◆ WRITTEN PROBLEM
Find the string "Bold" in the data, then copy every line where it is found.

*****

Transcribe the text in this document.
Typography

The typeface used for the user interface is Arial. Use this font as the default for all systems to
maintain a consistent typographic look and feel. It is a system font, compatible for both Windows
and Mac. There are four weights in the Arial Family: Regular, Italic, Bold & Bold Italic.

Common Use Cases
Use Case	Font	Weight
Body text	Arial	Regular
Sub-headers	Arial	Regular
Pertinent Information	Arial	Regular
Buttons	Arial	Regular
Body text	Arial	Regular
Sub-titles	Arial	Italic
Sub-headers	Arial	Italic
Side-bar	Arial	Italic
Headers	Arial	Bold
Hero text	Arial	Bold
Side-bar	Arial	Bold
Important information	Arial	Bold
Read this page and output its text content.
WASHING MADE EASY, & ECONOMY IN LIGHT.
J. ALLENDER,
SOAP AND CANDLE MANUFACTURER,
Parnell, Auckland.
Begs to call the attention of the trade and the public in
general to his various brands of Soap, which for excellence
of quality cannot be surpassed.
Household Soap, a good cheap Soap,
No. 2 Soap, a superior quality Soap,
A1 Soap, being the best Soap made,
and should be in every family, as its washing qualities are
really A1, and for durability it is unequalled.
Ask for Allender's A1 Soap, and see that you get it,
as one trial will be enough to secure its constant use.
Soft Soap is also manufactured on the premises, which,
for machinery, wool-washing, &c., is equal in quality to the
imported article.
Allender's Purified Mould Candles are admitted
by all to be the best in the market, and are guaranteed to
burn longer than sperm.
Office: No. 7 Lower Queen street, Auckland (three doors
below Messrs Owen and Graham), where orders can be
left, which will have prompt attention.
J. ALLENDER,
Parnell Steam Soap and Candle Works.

*****

◆ FULL OUTPUT
and Mac. There are four weights in the Arial Family: Regular, Italic, Bold & Bold Italic.
Headers	Arial	Bold
Hero text	Arial	Bold
Side-bar	Arial	Bold
Important information	Arial	Bold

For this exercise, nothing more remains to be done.